■ **Verilen metin**:
══════
Kapsayıcı Gelişmişlik Endeksi
Geleneksel olarak ekonomik gelişmişlik ölçütü olarak kullanılan gayri safi yurtiçi hasılanın (GSYH), sosyal ve çevresel etkileri göz önüne almaması sebebi ile devletler için yeterli bir ölçümleme kriteri olmadığı, sürdürülebilir kalkınma bakış açısında önemle değinilen bir konu. Buna somut bir adım olması adına
Dünya Ekonomik Forumu tarafından oluşturulan Kapsayıcı Gelişmişlik Endeksi (Inclusive Development Index-IDI), “sürdürülebilir ve kapsayıcı ekonomik gelişme” adına yönlendirici bir bakış açısı sundu. Endeks temelde 11 metrik üzerinden üç alanı değerlendiriyor:
- Büyüme ve gelişme (kişi başı GSYH, işgücü verimliliği, istihdam ve sağlıklı hayat beklentisi).
- Kapsayıcılık (orta gelirli aile kazancı, fakirlik, zenginlik ve gelir eşitsizliği).
- Nesiller arası özsermaye yani doğal ve finansal kaynakların sürdürülebilir yönetimi (çevresel ve finansal metrikler yani kamu borcu, GSYH içindeki karbon yoğunluğu ve bağımlılığı, düzeltilmiş net tasarruf oranları).
103 ülkeyi kapsayan bu endeks çalışması, geçtiğimiz 10 yılda GSYH’nin artmaya devam etmesine rağmen refah getirmediğini, kamusal endişe ve mutsuzluğun
arttığını gösteriyor. Analizde özellikle nesiller arası özsermaye alanı endişe verici. 2012’den beri gerileyen bu alanda, Paris Anlaşması’nın ve BM Sürdürülebilir Kalkınma Hedefleri’nin erişilebilir olması için karbon yoğunluğu ve düzeltilmiş net tasarruf oranlarının acilen iyileştirilmesi gerektiği söylendi.
Endeksteki değerlendirmenin genel sonuçları ise şöyle:
- Norveç performansı en yüksek ülke konumunda; her üç alanda da ilk üç sırada.
- Gelişmiş ülkeler sıralamasında baş sıraları küçük Avrupa ülkeleri alıyor; sırasıyla İzlanda, Lüksemburg, İsviçre, Danimarka, İsveç, Hollanda, İrlanda, Avusturya. İlk 10’da bunların dışındaki tek ülke Avusturalya. Almanya (12), Fransa (18), İngiltere (21) daha alt sıralarda.
- Gelişmiş ülkelerde endişe verici sonuç olarak, hane gelirini iyileştirmek konusunda durağan konuma gelmeleri ve 2012’den bu yana doğal kaynakların tükenmesi, GSYH içindeki karbon yoğunluğunun artması belirtilmiş.
══════
■ **Öğe ve bölge verileri**:
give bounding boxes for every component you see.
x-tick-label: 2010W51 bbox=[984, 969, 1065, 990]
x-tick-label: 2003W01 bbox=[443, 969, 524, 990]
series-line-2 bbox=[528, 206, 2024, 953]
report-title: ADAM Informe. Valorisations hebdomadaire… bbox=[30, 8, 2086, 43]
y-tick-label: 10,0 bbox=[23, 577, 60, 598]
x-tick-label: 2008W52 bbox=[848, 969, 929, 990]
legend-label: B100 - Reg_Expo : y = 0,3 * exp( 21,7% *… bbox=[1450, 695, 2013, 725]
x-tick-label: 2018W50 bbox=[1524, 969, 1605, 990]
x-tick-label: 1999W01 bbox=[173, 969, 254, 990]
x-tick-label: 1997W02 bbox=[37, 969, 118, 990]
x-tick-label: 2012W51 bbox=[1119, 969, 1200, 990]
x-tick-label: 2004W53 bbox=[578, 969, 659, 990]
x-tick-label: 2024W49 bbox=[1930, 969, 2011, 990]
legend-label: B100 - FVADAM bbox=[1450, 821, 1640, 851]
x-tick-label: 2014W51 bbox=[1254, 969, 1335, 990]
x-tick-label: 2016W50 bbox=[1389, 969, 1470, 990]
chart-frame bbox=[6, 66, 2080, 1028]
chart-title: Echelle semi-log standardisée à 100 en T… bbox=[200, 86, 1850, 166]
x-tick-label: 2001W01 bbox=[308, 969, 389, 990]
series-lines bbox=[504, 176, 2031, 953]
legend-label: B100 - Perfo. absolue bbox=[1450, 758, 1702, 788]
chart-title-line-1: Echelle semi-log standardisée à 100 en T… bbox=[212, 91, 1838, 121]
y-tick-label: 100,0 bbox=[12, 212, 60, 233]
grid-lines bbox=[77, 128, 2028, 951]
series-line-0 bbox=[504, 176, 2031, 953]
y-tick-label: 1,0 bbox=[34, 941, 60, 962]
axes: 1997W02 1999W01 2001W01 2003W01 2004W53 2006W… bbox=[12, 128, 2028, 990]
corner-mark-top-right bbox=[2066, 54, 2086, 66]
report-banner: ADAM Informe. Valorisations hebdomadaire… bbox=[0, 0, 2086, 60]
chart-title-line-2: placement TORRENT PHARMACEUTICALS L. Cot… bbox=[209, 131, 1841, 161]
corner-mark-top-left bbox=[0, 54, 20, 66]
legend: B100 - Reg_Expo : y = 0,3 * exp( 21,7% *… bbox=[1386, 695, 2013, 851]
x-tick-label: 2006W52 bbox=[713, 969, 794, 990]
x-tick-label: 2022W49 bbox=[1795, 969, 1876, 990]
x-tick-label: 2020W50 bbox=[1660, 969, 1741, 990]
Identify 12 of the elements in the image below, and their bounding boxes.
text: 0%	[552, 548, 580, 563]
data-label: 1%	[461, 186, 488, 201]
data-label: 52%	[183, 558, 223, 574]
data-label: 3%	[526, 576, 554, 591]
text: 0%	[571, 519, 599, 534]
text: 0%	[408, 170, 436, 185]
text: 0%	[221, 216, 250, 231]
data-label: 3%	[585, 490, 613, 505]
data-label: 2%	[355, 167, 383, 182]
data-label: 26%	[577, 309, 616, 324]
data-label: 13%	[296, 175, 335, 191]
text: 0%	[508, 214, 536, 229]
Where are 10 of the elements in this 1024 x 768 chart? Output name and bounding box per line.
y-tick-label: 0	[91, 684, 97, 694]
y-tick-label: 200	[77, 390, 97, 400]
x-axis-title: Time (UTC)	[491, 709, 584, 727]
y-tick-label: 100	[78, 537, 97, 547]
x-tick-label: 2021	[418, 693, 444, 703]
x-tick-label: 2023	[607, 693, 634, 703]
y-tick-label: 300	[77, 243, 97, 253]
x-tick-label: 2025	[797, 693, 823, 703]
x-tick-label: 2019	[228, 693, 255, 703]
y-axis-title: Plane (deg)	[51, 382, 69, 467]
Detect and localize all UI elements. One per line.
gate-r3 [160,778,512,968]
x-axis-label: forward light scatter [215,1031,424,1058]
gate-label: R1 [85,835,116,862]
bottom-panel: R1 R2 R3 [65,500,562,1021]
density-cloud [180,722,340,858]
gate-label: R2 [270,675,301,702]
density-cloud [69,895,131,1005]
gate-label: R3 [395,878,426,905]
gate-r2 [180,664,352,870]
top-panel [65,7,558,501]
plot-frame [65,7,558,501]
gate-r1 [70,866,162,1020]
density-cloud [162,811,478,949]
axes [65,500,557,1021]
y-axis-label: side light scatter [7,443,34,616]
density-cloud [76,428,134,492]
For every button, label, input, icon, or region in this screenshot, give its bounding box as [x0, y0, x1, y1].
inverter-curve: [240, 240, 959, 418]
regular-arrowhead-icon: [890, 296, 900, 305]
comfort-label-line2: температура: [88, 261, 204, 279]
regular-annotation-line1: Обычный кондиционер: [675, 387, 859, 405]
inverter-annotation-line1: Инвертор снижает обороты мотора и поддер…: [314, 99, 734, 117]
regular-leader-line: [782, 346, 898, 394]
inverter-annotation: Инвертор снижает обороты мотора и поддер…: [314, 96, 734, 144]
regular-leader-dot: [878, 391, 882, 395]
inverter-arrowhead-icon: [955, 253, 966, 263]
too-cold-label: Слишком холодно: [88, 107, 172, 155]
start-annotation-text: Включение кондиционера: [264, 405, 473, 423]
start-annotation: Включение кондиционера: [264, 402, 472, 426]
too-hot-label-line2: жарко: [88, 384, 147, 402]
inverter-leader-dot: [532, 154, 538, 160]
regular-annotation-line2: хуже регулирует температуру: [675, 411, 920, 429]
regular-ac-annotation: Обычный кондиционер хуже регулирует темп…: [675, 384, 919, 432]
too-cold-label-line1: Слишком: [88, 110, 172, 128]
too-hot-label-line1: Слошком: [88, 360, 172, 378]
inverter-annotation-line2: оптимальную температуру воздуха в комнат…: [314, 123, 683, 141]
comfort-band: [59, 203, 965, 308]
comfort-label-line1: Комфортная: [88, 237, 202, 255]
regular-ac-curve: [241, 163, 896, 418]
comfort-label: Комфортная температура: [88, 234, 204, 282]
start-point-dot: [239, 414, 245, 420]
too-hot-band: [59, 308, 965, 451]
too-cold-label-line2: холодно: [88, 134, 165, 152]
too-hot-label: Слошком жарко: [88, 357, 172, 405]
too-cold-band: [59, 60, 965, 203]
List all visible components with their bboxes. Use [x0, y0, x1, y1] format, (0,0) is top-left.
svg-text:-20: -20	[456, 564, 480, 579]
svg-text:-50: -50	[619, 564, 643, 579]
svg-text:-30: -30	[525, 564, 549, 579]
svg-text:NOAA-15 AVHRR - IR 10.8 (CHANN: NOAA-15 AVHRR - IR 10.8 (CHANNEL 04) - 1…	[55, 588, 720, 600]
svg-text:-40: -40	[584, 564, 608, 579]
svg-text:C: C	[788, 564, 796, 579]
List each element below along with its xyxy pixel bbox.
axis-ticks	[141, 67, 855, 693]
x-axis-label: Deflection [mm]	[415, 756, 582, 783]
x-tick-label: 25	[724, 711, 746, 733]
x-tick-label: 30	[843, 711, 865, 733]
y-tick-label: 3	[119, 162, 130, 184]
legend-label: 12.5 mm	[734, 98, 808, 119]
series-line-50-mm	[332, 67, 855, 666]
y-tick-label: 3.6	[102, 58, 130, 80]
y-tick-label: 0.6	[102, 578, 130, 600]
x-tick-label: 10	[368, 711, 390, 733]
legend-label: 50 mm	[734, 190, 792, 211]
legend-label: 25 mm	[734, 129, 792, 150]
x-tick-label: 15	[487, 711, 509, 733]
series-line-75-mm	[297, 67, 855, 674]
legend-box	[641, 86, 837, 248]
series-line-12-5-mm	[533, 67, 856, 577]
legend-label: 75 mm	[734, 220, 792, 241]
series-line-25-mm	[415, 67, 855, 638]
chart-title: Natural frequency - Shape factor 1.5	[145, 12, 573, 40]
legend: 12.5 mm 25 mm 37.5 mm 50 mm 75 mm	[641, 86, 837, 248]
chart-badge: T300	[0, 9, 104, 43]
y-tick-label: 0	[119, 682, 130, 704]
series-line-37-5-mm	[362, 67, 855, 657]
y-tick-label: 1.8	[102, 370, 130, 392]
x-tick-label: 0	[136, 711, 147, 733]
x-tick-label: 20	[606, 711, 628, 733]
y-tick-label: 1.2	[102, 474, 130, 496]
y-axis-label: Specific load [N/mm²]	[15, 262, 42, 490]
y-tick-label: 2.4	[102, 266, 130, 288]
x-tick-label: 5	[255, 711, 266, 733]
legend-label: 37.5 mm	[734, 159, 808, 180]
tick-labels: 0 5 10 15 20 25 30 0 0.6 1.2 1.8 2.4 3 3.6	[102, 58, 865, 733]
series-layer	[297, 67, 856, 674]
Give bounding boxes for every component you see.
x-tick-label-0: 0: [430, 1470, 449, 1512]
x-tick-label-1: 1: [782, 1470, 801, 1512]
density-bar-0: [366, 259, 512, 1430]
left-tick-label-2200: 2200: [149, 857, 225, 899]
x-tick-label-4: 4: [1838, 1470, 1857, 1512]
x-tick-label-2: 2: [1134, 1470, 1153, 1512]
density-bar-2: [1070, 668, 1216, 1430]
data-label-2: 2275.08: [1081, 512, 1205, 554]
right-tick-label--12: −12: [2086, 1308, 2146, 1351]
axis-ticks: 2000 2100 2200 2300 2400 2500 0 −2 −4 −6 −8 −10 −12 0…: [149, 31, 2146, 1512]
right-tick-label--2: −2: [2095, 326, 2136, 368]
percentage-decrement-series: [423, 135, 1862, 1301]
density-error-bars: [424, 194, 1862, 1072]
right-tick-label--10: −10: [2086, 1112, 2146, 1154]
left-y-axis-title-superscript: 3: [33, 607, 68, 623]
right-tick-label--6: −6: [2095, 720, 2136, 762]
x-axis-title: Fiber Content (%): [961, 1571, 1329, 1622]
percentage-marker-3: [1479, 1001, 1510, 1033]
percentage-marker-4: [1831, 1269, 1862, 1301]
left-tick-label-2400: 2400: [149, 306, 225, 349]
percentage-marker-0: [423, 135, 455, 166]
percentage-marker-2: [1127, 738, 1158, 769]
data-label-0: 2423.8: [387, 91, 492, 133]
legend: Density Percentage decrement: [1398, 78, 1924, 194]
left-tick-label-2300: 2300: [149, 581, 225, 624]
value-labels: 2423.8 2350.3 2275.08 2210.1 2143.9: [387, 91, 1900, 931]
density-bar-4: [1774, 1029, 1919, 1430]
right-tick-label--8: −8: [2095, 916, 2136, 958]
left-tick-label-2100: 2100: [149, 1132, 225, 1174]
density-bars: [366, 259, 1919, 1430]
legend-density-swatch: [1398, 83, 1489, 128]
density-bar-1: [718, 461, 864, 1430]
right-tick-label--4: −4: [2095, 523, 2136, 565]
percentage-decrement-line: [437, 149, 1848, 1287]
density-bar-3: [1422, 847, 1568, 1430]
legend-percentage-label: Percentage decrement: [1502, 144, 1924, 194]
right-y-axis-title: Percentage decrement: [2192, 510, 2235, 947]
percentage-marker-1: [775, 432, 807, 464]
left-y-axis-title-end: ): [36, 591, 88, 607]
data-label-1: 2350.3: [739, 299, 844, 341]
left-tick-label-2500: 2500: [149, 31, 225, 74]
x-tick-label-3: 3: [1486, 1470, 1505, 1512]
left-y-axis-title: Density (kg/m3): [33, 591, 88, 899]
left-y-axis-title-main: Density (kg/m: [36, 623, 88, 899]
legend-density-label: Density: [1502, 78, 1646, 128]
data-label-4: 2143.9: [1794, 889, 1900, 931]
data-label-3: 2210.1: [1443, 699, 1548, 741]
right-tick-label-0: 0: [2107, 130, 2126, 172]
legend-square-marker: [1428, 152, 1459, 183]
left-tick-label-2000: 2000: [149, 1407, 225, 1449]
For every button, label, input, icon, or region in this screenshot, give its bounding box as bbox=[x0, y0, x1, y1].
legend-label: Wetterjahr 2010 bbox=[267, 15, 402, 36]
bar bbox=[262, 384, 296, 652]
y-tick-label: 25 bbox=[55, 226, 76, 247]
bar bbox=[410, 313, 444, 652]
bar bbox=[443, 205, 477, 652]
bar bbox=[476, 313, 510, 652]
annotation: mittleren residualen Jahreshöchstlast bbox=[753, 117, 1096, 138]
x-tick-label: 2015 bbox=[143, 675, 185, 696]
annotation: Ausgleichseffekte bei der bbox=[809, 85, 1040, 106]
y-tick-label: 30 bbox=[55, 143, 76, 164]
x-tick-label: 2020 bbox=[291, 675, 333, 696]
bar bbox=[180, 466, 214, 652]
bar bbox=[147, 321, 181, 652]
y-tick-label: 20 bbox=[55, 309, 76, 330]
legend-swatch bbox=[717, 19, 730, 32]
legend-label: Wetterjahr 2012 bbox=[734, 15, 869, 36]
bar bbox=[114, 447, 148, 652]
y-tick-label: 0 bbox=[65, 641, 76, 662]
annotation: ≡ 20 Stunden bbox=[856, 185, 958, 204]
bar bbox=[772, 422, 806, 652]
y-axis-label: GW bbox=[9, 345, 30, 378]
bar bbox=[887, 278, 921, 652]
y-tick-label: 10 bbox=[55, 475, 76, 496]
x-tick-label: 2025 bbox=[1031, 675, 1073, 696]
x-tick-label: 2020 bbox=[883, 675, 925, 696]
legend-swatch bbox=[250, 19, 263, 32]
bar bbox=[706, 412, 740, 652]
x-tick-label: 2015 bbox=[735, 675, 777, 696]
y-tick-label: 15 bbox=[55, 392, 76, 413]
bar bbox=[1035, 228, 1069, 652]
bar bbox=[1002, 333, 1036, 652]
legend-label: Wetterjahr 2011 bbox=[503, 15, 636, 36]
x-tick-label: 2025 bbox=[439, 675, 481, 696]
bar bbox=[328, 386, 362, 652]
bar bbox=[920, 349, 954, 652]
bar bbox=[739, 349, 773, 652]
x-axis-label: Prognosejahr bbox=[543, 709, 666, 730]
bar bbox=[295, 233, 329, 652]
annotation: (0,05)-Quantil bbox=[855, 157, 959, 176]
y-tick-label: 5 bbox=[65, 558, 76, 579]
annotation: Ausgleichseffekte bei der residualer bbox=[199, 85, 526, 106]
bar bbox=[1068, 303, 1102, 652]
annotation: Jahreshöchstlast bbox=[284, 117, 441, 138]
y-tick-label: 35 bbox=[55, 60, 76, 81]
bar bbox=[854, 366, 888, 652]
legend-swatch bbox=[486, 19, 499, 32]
══════
■ **Verilen görev**: Kapsayıcı Gelişmişlik Endeksi hakkındaki yazıyı son cümlesinden sonrasını yazarak sürdürün.

■ **Yanıt**:
- Gelişmekte olan ülkelerde ise Litvanya, Macaristan, Azerbaycan ilk üç sırayı alırken Türkiye 16. sırada. Türkiye, Meksika (24), Endonezya (36) ve Filipinler için nesiller arası sorumluluk alanlarında önemli potansiyelleri olduğu, ancak gelir dağılımı alanlarında ilerleme kaydedemedikleri vurgulanmış.
- G20 ülkeleri de bu endekste oldukça farklı sıralarda. Gelişmiş ülke sıralamasındaki ülkeler nispeten daha yakın bir sıralamaya oturmuşken (Avustralya 9., İtalya 27.), gelişmekte olan ülkeler oldukça geniş bir aralıkta yer alıyor (Türkiye 16., Güney Afrika 69.) (Şekil 2).
Özetle, refaha GSYH dışında bakıldığında devletlerin çok farklı konumlarda olduğu görülüyor.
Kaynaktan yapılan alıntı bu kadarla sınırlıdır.